──────── SOURCE MATERIAL ────────

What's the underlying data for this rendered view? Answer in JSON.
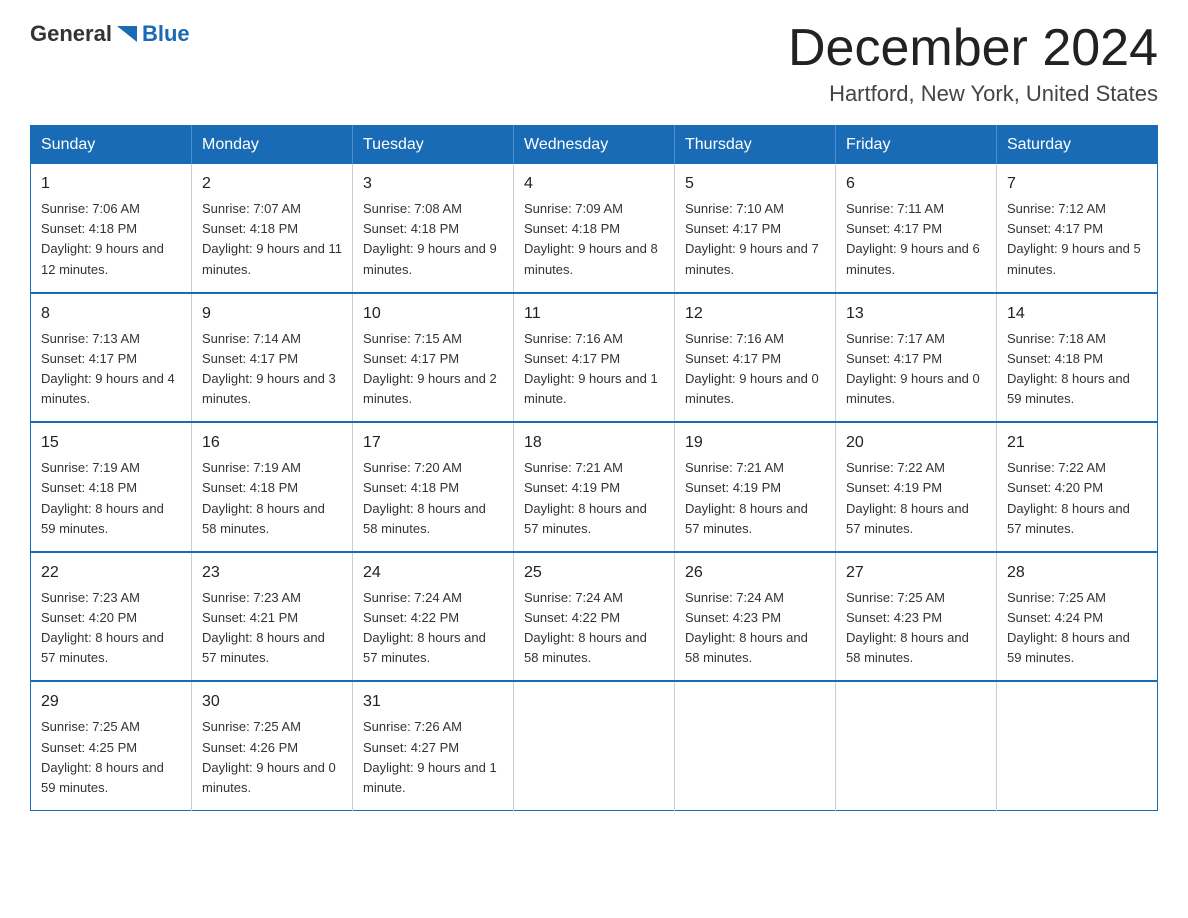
{
  "header": {
    "logo_general": "General",
    "logo_blue": "Blue",
    "title": "December 2024",
    "subtitle": "Hartford, New York, United States"
  },
  "days_of_week": [
    "Sunday",
    "Monday",
    "Tuesday",
    "Wednesday",
    "Thursday",
    "Friday",
    "Saturday"
  ],
  "weeks": [
    [
      {
        "day": "1",
        "sunrise": "7:06 AM",
        "sunset": "4:18 PM",
        "daylight": "9 hours and 12 minutes."
      },
      {
        "day": "2",
        "sunrise": "7:07 AM",
        "sunset": "4:18 PM",
        "daylight": "9 hours and 11 minutes."
      },
      {
        "day": "3",
        "sunrise": "7:08 AM",
        "sunset": "4:18 PM",
        "daylight": "9 hours and 9 minutes."
      },
      {
        "day": "4",
        "sunrise": "7:09 AM",
        "sunset": "4:18 PM",
        "daylight": "9 hours and 8 minutes."
      },
      {
        "day": "5",
        "sunrise": "7:10 AM",
        "sunset": "4:17 PM",
        "daylight": "9 hours and 7 minutes."
      },
      {
        "day": "6",
        "sunrise": "7:11 AM",
        "sunset": "4:17 PM",
        "daylight": "9 hours and 6 minutes."
      },
      {
        "day": "7",
        "sunrise": "7:12 AM",
        "sunset": "4:17 PM",
        "daylight": "9 hours and 5 minutes."
      }
    ],
    [
      {
        "day": "8",
        "sunrise": "7:13 AM",
        "sunset": "4:17 PM",
        "daylight": "9 hours and 4 minutes."
      },
      {
        "day": "9",
        "sunrise": "7:14 AM",
        "sunset": "4:17 PM",
        "daylight": "9 hours and 3 minutes."
      },
      {
        "day": "10",
        "sunrise": "7:15 AM",
        "sunset": "4:17 PM",
        "daylight": "9 hours and 2 minutes."
      },
      {
        "day": "11",
        "sunrise": "7:16 AM",
        "sunset": "4:17 PM",
        "daylight": "9 hours and 1 minute."
      },
      {
        "day": "12",
        "sunrise": "7:16 AM",
        "sunset": "4:17 PM",
        "daylight": "9 hours and 0 minutes."
      },
      {
        "day": "13",
        "sunrise": "7:17 AM",
        "sunset": "4:17 PM",
        "daylight": "9 hours and 0 minutes."
      },
      {
        "day": "14",
        "sunrise": "7:18 AM",
        "sunset": "4:18 PM",
        "daylight": "8 hours and 59 minutes."
      }
    ],
    [
      {
        "day": "15",
        "sunrise": "7:19 AM",
        "sunset": "4:18 PM",
        "daylight": "8 hours and 59 minutes."
      },
      {
        "day": "16",
        "sunrise": "7:19 AM",
        "sunset": "4:18 PM",
        "daylight": "8 hours and 58 minutes."
      },
      {
        "day": "17",
        "sunrise": "7:20 AM",
        "sunset": "4:18 PM",
        "daylight": "8 hours and 58 minutes."
      },
      {
        "day": "18",
        "sunrise": "7:21 AM",
        "sunset": "4:19 PM",
        "daylight": "8 hours and 57 minutes."
      },
      {
        "day": "19",
        "sunrise": "7:21 AM",
        "sunset": "4:19 PM",
        "daylight": "8 hours and 57 minutes."
      },
      {
        "day": "20",
        "sunrise": "7:22 AM",
        "sunset": "4:19 PM",
        "daylight": "8 hours and 57 minutes."
      },
      {
        "day": "21",
        "sunrise": "7:22 AM",
        "sunset": "4:20 PM",
        "daylight": "8 hours and 57 minutes."
      }
    ],
    [
      {
        "day": "22",
        "sunrise": "7:23 AM",
        "sunset": "4:20 PM",
        "daylight": "8 hours and 57 minutes."
      },
      {
        "day": "23",
        "sunrise": "7:23 AM",
        "sunset": "4:21 PM",
        "daylight": "8 hours and 57 minutes."
      },
      {
        "day": "24",
        "sunrise": "7:24 AM",
        "sunset": "4:22 PM",
        "daylight": "8 hours and 57 minutes."
      },
      {
        "day": "25",
        "sunrise": "7:24 AM",
        "sunset": "4:22 PM",
        "daylight": "8 hours and 58 minutes."
      },
      {
        "day": "26",
        "sunrise": "7:24 AM",
        "sunset": "4:23 PM",
        "daylight": "8 hours and 58 minutes."
      },
      {
        "day": "27",
        "sunrise": "7:25 AM",
        "sunset": "4:23 PM",
        "daylight": "8 hours and 58 minutes."
      },
      {
        "day": "28",
        "sunrise": "7:25 AM",
        "sunset": "4:24 PM",
        "daylight": "8 hours and 59 minutes."
      }
    ],
    [
      {
        "day": "29",
        "sunrise": "7:25 AM",
        "sunset": "4:25 PM",
        "daylight": "8 hours and 59 minutes."
      },
      {
        "day": "30",
        "sunrise": "7:25 AM",
        "sunset": "4:26 PM",
        "daylight": "9 hours and 0 minutes."
      },
      {
        "day": "31",
        "sunrise": "7:26 AM",
        "sunset": "4:27 PM",
        "daylight": "9 hours and 1 minute."
      },
      null,
      null,
      null,
      null
    ]
  ]
}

────────

EXERCISE TASK:
Using the material above, return every line exactly as it appears, minus the pictures.

WRITTEN REPLY:
What's the underlying data for this rendered view? Answer in JSON.
{
  "header": {
    "logo_general": "General",
    "logo_blue": "Blue",
    "title": "December 2024",
    "subtitle": "Hartford, New York, United States"
  },
  "days_of_week": [
    "Sunday",
    "Monday",
    "Tuesday",
    "Wednesday",
    "Thursday",
    "Friday",
    "Saturday"
  ],
  "weeks": [
    [
      {
        "day": "1",
        "sunrise": "7:06 AM",
        "sunset": "4:18 PM",
        "daylight": "9 hours and 12 minutes."
      },
      {
        "day": "2",
        "sunrise": "7:07 AM",
        "sunset": "4:18 PM",
        "daylight": "9 hours and 11 minutes."
      },
      {
        "day": "3",
        "sunrise": "7:08 AM",
        "sunset": "4:18 PM",
        "daylight": "9 hours and 9 minutes."
      },
      {
        "day": "4",
        "sunrise": "7:09 AM",
        "sunset": "4:18 PM",
        "daylight": "9 hours and 8 minutes."
      },
      {
        "day": "5",
        "sunrise": "7:10 AM",
        "sunset": "4:17 PM",
        "daylight": "9 hours and 7 minutes."
      },
      {
        "day": "6",
        "sunrise": "7:11 AM",
        "sunset": "4:17 PM",
        "daylight": "9 hours and 6 minutes."
      },
      {
        "day": "7",
        "sunrise": "7:12 AM",
        "sunset": "4:17 PM",
        "daylight": "9 hours and 5 minutes."
      }
    ],
    [
      {
        "day": "8",
        "sunrise": "7:13 AM",
        "sunset": "4:17 PM",
        "daylight": "9 hours and 4 minutes."
      },
      {
        "day": "9",
        "sunrise": "7:14 AM",
        "sunset": "4:17 PM",
        "daylight": "9 hours and 3 minutes."
      },
      {
        "day": "10",
        "sunrise": "7:15 AM",
        "sunset": "4:17 PM",
        "daylight": "9 hours and 2 minutes."
      },
      {
        "day": "11",
        "sunrise": "7:16 AM",
        "sunset": "4:17 PM",
        "daylight": "9 hours and 1 minute."
      },
      {
        "day": "12",
        "sunrise": "7:16 AM",
        "sunset": "4:17 PM",
        "daylight": "9 hours and 0 minutes."
      },
      {
        "day": "13",
        "sunrise": "7:17 AM",
        "sunset": "4:17 PM",
        "daylight": "9 hours and 0 minutes."
      },
      {
        "day": "14",
        "sunrise": "7:18 AM",
        "sunset": "4:18 PM",
        "daylight": "8 hours and 59 minutes."
      }
    ],
    [
      {
        "day": "15",
        "sunrise": "7:19 AM",
        "sunset": "4:18 PM",
        "daylight": "8 hours and 59 minutes."
      },
      {
        "day": "16",
        "sunrise": "7:19 AM",
        "sunset": "4:18 PM",
        "daylight": "8 hours and 58 minutes."
      },
      {
        "day": "17",
        "sunrise": "7:20 AM",
        "sunset": "4:18 PM",
        "daylight": "8 hours and 58 minutes."
      },
      {
        "day": "18",
        "sunrise": "7:21 AM",
        "sunset": "4:19 PM",
        "daylight": "8 hours and 57 minutes."
      },
      {
        "day": "19",
        "sunrise": "7:21 AM",
        "sunset": "4:19 PM",
        "daylight": "8 hours and 57 minutes."
      },
      {
        "day": "20",
        "sunrise": "7:22 AM",
        "sunset": "4:19 PM",
        "daylight": "8 hours and 57 minutes."
      },
      {
        "day": "21",
        "sunrise": "7:22 AM",
        "sunset": "4:20 PM",
        "daylight": "8 hours and 57 minutes."
      }
    ],
    [
      {
        "day": "22",
        "sunrise": "7:23 AM",
        "sunset": "4:20 PM",
        "daylight": "8 hours and 57 minutes."
      },
      {
        "day": "23",
        "sunrise": "7:23 AM",
        "sunset": "4:21 PM",
        "daylight": "8 hours and 57 minutes."
      },
      {
        "day": "24",
        "sunrise": "7:24 AM",
        "sunset": "4:22 PM",
        "daylight": "8 hours and 57 minutes."
      },
      {
        "day": "25",
        "sunrise": "7:24 AM",
        "sunset": "4:22 PM",
        "daylight": "8 hours and 58 minutes."
      },
      {
        "day": "26",
        "sunrise": "7:24 AM",
        "sunset": "4:23 PM",
        "daylight": "8 hours and 58 minutes."
      },
      {
        "day": "27",
        "sunrise": "7:25 AM",
        "sunset": "4:23 PM",
        "daylight": "8 hours and 58 minutes."
      },
      {
        "day": "28",
        "sunrise": "7:25 AM",
        "sunset": "4:24 PM",
        "daylight": "8 hours and 59 minutes."
      }
    ],
    [
      {
        "day": "29",
        "sunrise": "7:25 AM",
        "sunset": "4:25 PM",
        "daylight": "8 hours and 59 minutes."
      },
      {
        "day": "30",
        "sunrise": "7:25 AM",
        "sunset": "4:26 PM",
        "daylight": "9 hours and 0 minutes."
      },
      {
        "day": "31",
        "sunrise": "7:26 AM",
        "sunset": "4:27 PM",
        "daylight": "9 hours and 1 minute."
      },
      null,
      null,
      null,
      null
    ]
  ]
}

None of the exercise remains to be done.